- [STORED DATA]
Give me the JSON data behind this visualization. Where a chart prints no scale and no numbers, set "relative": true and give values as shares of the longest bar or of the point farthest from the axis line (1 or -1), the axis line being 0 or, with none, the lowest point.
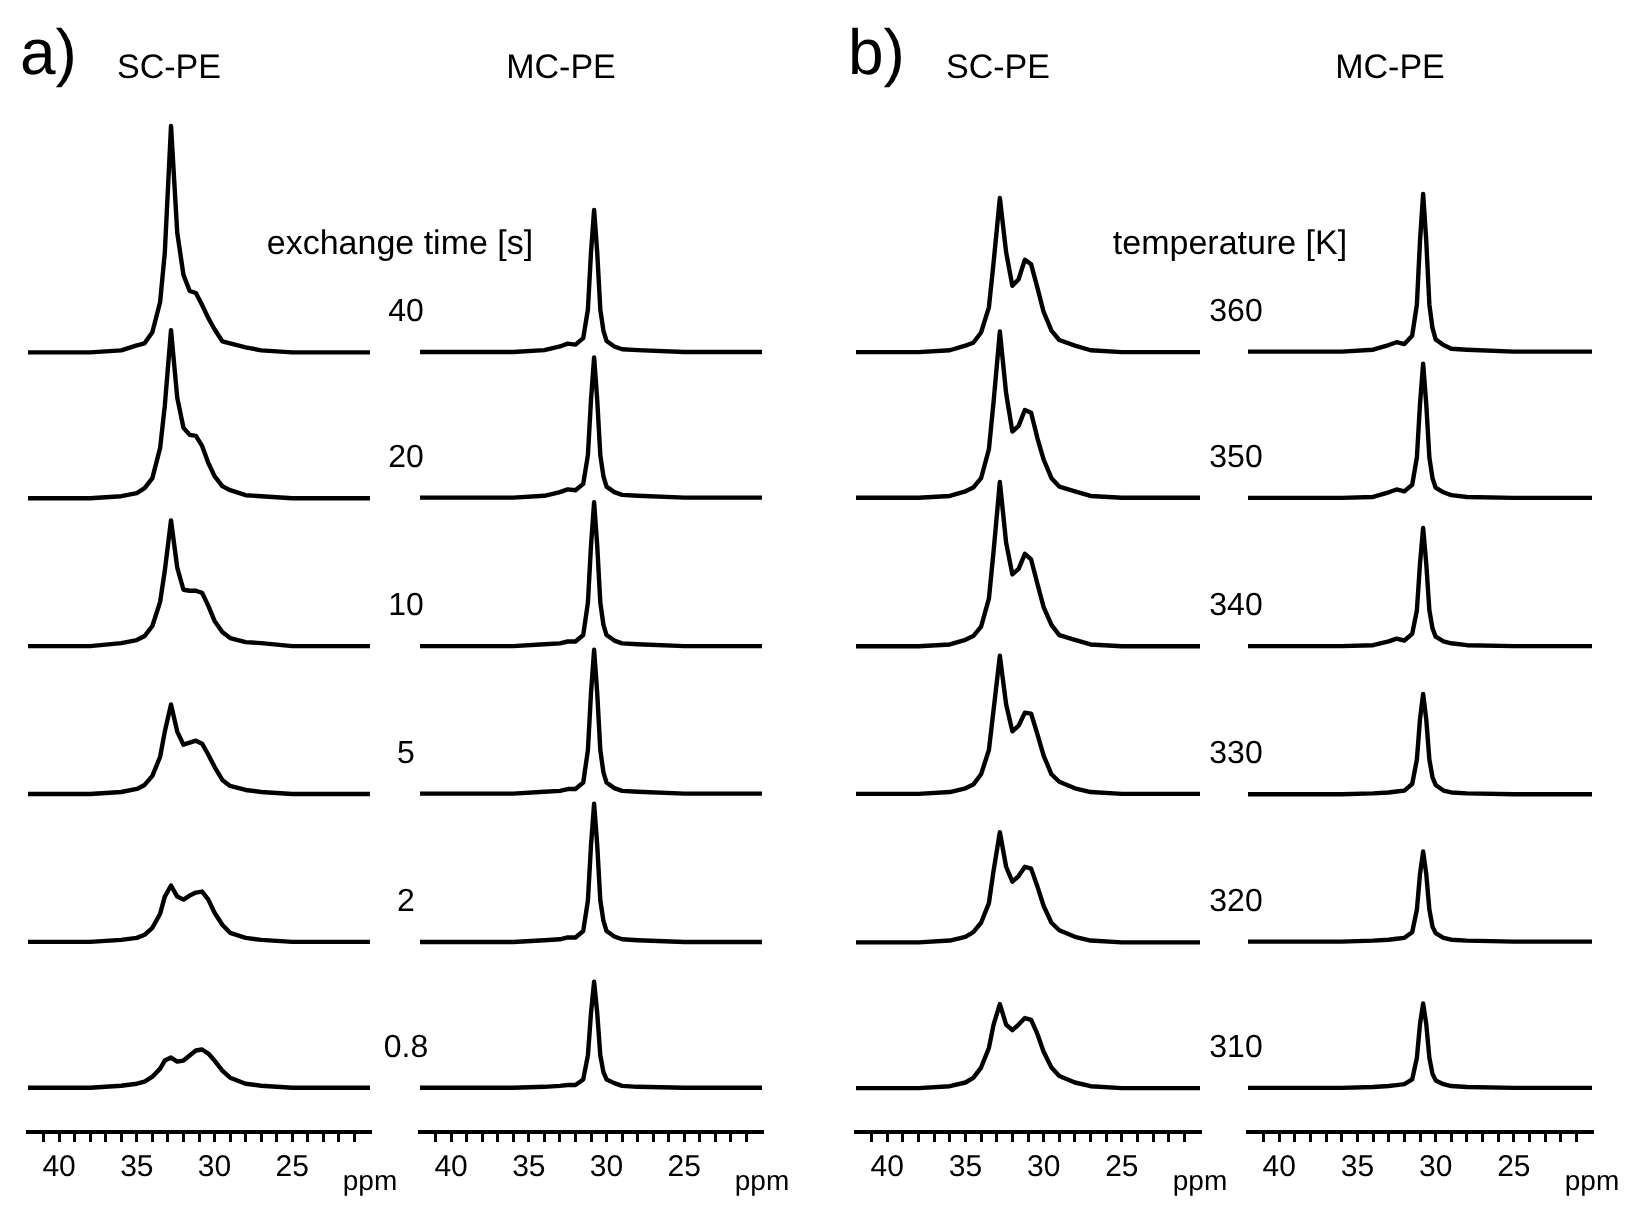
{
  "chart_data": [
    {
      "type": "line",
      "relative": true,
      "title": "SC-PE",
      "annotations": [
        "a)",
        "exchange time [s]"
      ],
      "xlabel": "ppm",
      "xlim": [
        42,
        20
      ],
      "xticks": [
        {
          "value": 41,
          "label": null
        },
        40,
        {
          "value": 39,
          "label": null
        },
        {
          "value": 38,
          "label": null
        },
        {
          "value": 37,
          "label": null
        },
        {
          "value": 36,
          "label": null
        },
        35,
        {
          "value": 34,
          "label": null
        },
        {
          "value": 33,
          "label": null
        },
        {
          "value": 32,
          "label": null
        },
        {
          "value": 31,
          "label": null
        },
        30,
        {
          "value": 29,
          "label": null
        },
        {
          "value": 28,
          "label": null
        },
        {
          "value": 27,
          "label": null
        },
        {
          "value": 26,
          "label": null
        },
        25,
        {
          "value": 24,
          "label": null
        },
        {
          "value": 23,
          "label": null
        },
        {
          "value": 22,
          "label": null
        },
        {
          "value": 21,
          "label": null
        }
      ],
      "x": [
        42,
        38,
        36,
        35,
        34.5,
        34,
        33.5,
        33.2,
        32.8,
        32.4,
        32,
        31.6,
        31.2,
        30.8,
        30.4,
        30,
        29.5,
        29,
        28,
        27,
        25,
        22,
        20
      ],
      "series": [
        {
          "name": "40",
          "color": "#000000",
          "values": [
            0.775,
            0.775,
            0.777,
            0.782,
            0.784,
            0.795,
            0.825,
            0.874,
            1,
            0.894,
            0.852,
            0.836,
            0.834,
            0.822,
            0.809,
            0.798,
            0.786,
            0.784,
            0.78,
            0.777,
            0.775,
            0.775,
            0.775
          ]
        },
        {
          "name": "20",
          "color": "#000000",
          "values": [
            0.63,
            0.63,
            0.632,
            0.635,
            0.64,
            0.65,
            0.68,
            0.722,
            0.797,
            0.73,
            0.7,
            0.693,
            0.692,
            0.682,
            0.665,
            0.652,
            0.642,
            0.638,
            0.633,
            0.632,
            0.63,
            0.63,
            0.63
          ]
        },
        {
          "name": "10",
          "color": "#000000",
          "values": [
            0.483,
            0.483,
            0.486,
            0.489,
            0.493,
            0.503,
            0.527,
            0.558,
            0.608,
            0.561,
            0.539,
            0.538,
            0.538,
            0.536,
            0.523,
            0.508,
            0.497,
            0.491,
            0.487,
            0.486,
            0.483,
            0.483,
            0.483
          ]
        },
        {
          "name": "5",
          "color": "#000000",
          "values": [
            0.336,
            0.336,
            0.338,
            0.341,
            0.345,
            0.354,
            0.373,
            0.398,
            0.425,
            0.398,
            0.385,
            0.387,
            0.389,
            0.386,
            0.375,
            0.363,
            0.35,
            0.344,
            0.34,
            0.338,
            0.336,
            0.336,
            0.336
          ]
        },
        {
          "name": "2",
          "color": "#000000",
          "values": [
            0.189,
            0.189,
            0.191,
            0.193,
            0.196,
            0.203,
            0.217,
            0.234,
            0.245,
            0.234,
            0.231,
            0.235,
            0.238,
            0.239,
            0.231,
            0.218,
            0.206,
            0.198,
            0.193,
            0.191,
            0.189,
            0.189,
            0.189
          ]
        },
        {
          "name": "0.8",
          "color": "#000000",
          "values": [
            0.044,
            0.044,
            0.046,
            0.048,
            0.05,
            0.055,
            0.063,
            0.071,
            0.074,
            0.07,
            0.071,
            0.076,
            0.081,
            0.082,
            0.078,
            0.071,
            0.061,
            0.054,
            0.048,
            0.046,
            0.044,
            0.044,
            0.044
          ]
        }
      ]
    },
    {
      "type": "line",
      "relative": true,
      "title": "MC-PE",
      "xlabel": "ppm",
      "xlim": [
        42,
        20
      ],
      "xticks": [
        {
          "value": 41,
          "label": null
        },
        40,
        {
          "value": 39,
          "label": null
        },
        {
          "value": 38,
          "label": null
        },
        {
          "value": 37,
          "label": null
        },
        {
          "value": 36,
          "label": null
        },
        35,
        {
          "value": 34,
          "label": null
        },
        {
          "value": 33,
          "label": null
        },
        {
          "value": 32,
          "label": null
        },
        {
          "value": 31,
          "label": null
        },
        30,
        {
          "value": 29,
          "label": null
        },
        {
          "value": 28,
          "label": null
        },
        {
          "value": 27,
          "label": null
        },
        {
          "value": 26,
          "label": null
        },
        25,
        {
          "value": 24,
          "label": null
        },
        {
          "value": 23,
          "label": null
        },
        {
          "value": 22,
          "label": null
        },
        {
          "value": 21,
          "label": null
        }
      ],
      "x": [
        42,
        36,
        34,
        33,
        32.5,
        32,
        31.5,
        31.2,
        31,
        30.8,
        30.6,
        30.4,
        30.2,
        30,
        29.5,
        29,
        28,
        25,
        20
      ],
      "series": [
        {
          "color": "#000000",
          "values": [
            0.846,
            0.846,
            0.848,
            0.852,
            0.855,
            0.854,
            0.861,
            0.892,
            0.954,
            1,
            0.954,
            0.892,
            0.869,
            0.858,
            0.852,
            0.849,
            0.848,
            0.846,
            0.846
          ]
        },
        {
          "color": "#000000",
          "values": [
            0.688,
            0.688,
            0.69,
            0.694,
            0.697,
            0.696,
            0.703,
            0.734,
            0.794,
            0.84,
            0.794,
            0.734,
            0.711,
            0.7,
            0.694,
            0.691,
            0.69,
            0.688,
            0.688
          ]
        },
        {
          "color": "#000000",
          "values": [
            0.527,
            0.527,
            0.529,
            0.53,
            0.532,
            0.532,
            0.539,
            0.574,
            0.636,
            0.683,
            0.636,
            0.574,
            0.55,
            0.539,
            0.533,
            0.53,
            0.529,
            0.527,
            0.527
          ]
        },
        {
          "color": "#000000",
          "values": [
            0.367,
            0.367,
            0.369,
            0.37,
            0.372,
            0.372,
            0.379,
            0.414,
            0.476,
            0.523,
            0.476,
            0.414,
            0.39,
            0.379,
            0.373,
            0.37,
            0.369,
            0.367,
            0.367
          ]
        },
        {
          "color": "#000000",
          "values": [
            0.206,
            0.206,
            0.208,
            0.209,
            0.211,
            0.211,
            0.218,
            0.251,
            0.311,
            0.356,
            0.311,
            0.251,
            0.229,
            0.218,
            0.212,
            0.209,
            0.208,
            0.206,
            0.206
          ]
        },
        {
          "color": "#000000",
          "values": [
            0.048,
            0.048,
            0.049,
            0.05,
            0.051,
            0.051,
            0.057,
            0.083,
            0.129,
            0.163,
            0.129,
            0.083,
            0.065,
            0.057,
            0.053,
            0.05,
            0.049,
            0.048,
            0.048
          ]
        }
      ]
    },
    {
      "type": "line",
      "relative": true,
      "title": "SC-PE",
      "annotations": [
        "b)",
        "temperature [K]"
      ],
      "xlabel": "ppm",
      "xlim": [
        42,
        20
      ],
      "xticks": [
        {
          "value": 41,
          "label": null
        },
        40,
        {
          "value": 39,
          "label": null
        },
        {
          "value": 38,
          "label": null
        },
        {
          "value": 37,
          "label": null
        },
        {
          "value": 36,
          "label": null
        },
        35,
        {
          "value": 34,
          "label": null
        },
        {
          "value": 33,
          "label": null
        },
        {
          "value": 32,
          "label": null
        },
        {
          "value": 31,
          "label": null
        },
        30,
        {
          "value": 29,
          "label": null
        },
        {
          "value": 28,
          "label": null
        },
        {
          "value": 27,
          "label": null
        },
        {
          "value": 26,
          "label": null
        },
        25,
        {
          "value": 24,
          "label": null
        },
        {
          "value": 23,
          "label": null
        },
        {
          "value": 22,
          "label": null
        },
        {
          "value": 21,
          "label": null
        }
      ],
      "x": [
        42,
        38,
        36,
        35,
        34.5,
        34,
        33.5,
        33.2,
        32.8,
        32.4,
        32,
        31.6,
        31.2,
        30.8,
        30.4,
        30,
        29.5,
        29,
        28,
        27,
        25,
        22,
        20
      ],
      "series": [
        {
          "name": "360",
          "color": "#000000",
          "values": [
            0.835,
            0.835,
            0.837,
            0.842,
            0.845,
            0.856,
            0.883,
            0.931,
            1,
            0.942,
            0.906,
            0.913,
            0.934,
            0.929,
            0.904,
            0.878,
            0.858,
            0.848,
            0.842,
            0.837,
            0.835,
            0.835,
            0.835
          ]
        },
        {
          "name": "350",
          "color": "#000000",
          "values": [
            0.679,
            0.679,
            0.681,
            0.686,
            0.69,
            0.7,
            0.731,
            0.782,
            0.857,
            0.791,
            0.75,
            0.756,
            0.773,
            0.77,
            0.743,
            0.72,
            0.7,
            0.691,
            0.686,
            0.681,
            0.679,
            0.679,
            0.679
          ]
        },
        {
          "name": "340",
          "color": "#000000",
          "values": [
            0.52,
            0.52,
            0.522,
            0.527,
            0.531,
            0.541,
            0.571,
            0.622,
            0.696,
            0.631,
            0.597,
            0.603,
            0.619,
            0.613,
            0.587,
            0.562,
            0.543,
            0.532,
            0.527,
            0.522,
            0.52,
            0.52,
            0.52
          ]
        },
        {
          "name": "330",
          "color": "#000000",
          "values": [
            0.362,
            0.362,
            0.364,
            0.368,
            0.372,
            0.383,
            0.409,
            0.452,
            0.51,
            0.458,
            0.429,
            0.435,
            0.449,
            0.448,
            0.426,
            0.403,
            0.383,
            0.375,
            0.368,
            0.364,
            0.362,
            0.362,
            0.362
          ]
        },
        {
          "name": "320",
          "color": "#000000",
          "values": [
            0.203,
            0.203,
            0.205,
            0.209,
            0.214,
            0.224,
            0.245,
            0.28,
            0.321,
            0.284,
            0.268,
            0.274,
            0.284,
            0.282,
            0.263,
            0.242,
            0.224,
            0.216,
            0.209,
            0.205,
            0.203,
            0.203,
            0.203
          ]
        },
        {
          "name": "310",
          "color": "#000000",
          "values": [
            0.047,
            0.047,
            0.049,
            0.053,
            0.058,
            0.069,
            0.09,
            0.115,
            0.137,
            0.115,
            0.109,
            0.115,
            0.122,
            0.12,
            0.105,
            0.086,
            0.069,
            0.06,
            0.053,
            0.049,
            0.047,
            0.047,
            0.047
          ]
        }
      ]
    },
    {
      "type": "line",
      "relative": true,
      "title": "MC-PE",
      "xlabel": "ppm",
      "xlim": [
        42,
        20
      ],
      "xticks": [
        {
          "value": 41,
          "label": null
        },
        40,
        {
          "value": 39,
          "label": null
        },
        {
          "value": 38,
          "label": null
        },
        {
          "value": 37,
          "label": null
        },
        {
          "value": 36,
          "label": null
        },
        35,
        {
          "value": 34,
          "label": null
        },
        {
          "value": 33,
          "label": null
        },
        {
          "value": 32,
          "label": null
        },
        {
          "value": 31,
          "label": null
        },
        30,
        {
          "value": 29,
          "label": null
        },
        {
          "value": 28,
          "label": null
        },
        {
          "value": 27,
          "label": null
        },
        {
          "value": 26,
          "label": null
        },
        25,
        {
          "value": 24,
          "label": null
        },
        {
          "value": 23,
          "label": null
        },
        {
          "value": 22,
          "label": null
        },
        {
          "value": 21,
          "label": null
        }
      ],
      "x": [
        42,
        36,
        34,
        33,
        32.5,
        32,
        31.5,
        31.2,
        31,
        30.8,
        30.6,
        30.4,
        30.2,
        30,
        29.5,
        29,
        28,
        25,
        20
      ],
      "series": [
        {
          "color": "#000000",
          "values": [
            0.832,
            0.832,
            0.834,
            0.839,
            0.842,
            0.84,
            0.849,
            0.882,
            0.95,
            1,
            0.95,
            0.882,
            0.857,
            0.845,
            0.839,
            0.835,
            0.834,
            0.832,
            0.832
          ]
        },
        {
          "color": "#000000",
          "values": [
            0.676,
            0.676,
            0.677,
            0.682,
            0.685,
            0.683,
            0.69,
            0.719,
            0.776,
            0.819,
            0.776,
            0.719,
            0.697,
            0.687,
            0.682,
            0.679,
            0.677,
            0.676,
            0.676
          ]
        },
        {
          "color": "#000000",
          "values": [
            0.518,
            0.518,
            0.519,
            0.523,
            0.526,
            0.524,
            0.531,
            0.556,
            0.606,
            0.644,
            0.606,
            0.556,
            0.537,
            0.528,
            0.523,
            0.521,
            0.519,
            0.518,
            0.518
          ]
        },
        {
          "color": "#000000",
          "values": [
            0.36,
            0.36,
            0.361,
            0.362,
            0.363,
            0.364,
            0.371,
            0.397,
            0.44,
            0.467,
            0.44,
            0.397,
            0.378,
            0.37,
            0.364,
            0.362,
            0.361,
            0.36,
            0.36
          ]
        },
        {
          "color": "#000000",
          "values": [
            0.203,
            0.203,
            0.204,
            0.205,
            0.206,
            0.207,
            0.213,
            0.237,
            0.275,
            0.299,
            0.275,
            0.237,
            0.219,
            0.212,
            0.207,
            0.205,
            0.204,
            0.203,
            0.203
          ]
        },
        {
          "color": "#000000",
          "values": [
            0.047,
            0.047,
            0.048,
            0.049,
            0.05,
            0.051,
            0.056,
            0.079,
            0.115,
            0.137,
            0.115,
            0.079,
            0.062,
            0.055,
            0.051,
            0.049,
            0.048,
            0.047,
            0.047
          ]
        }
      ]
    }
  ]
}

- [DIRECTIONS]
From the records above, pull out each line that has "name".

- [FULL ANSWER]
          "name": "40",
          "name": "20",
          "name": "10",
          "name": "5",
          "name": "2",
          "name": "0.8",
          "name": "360",
          "name": "350",
          "name": "340",
          "name": "330",
          "name": "320",
          "name": "310",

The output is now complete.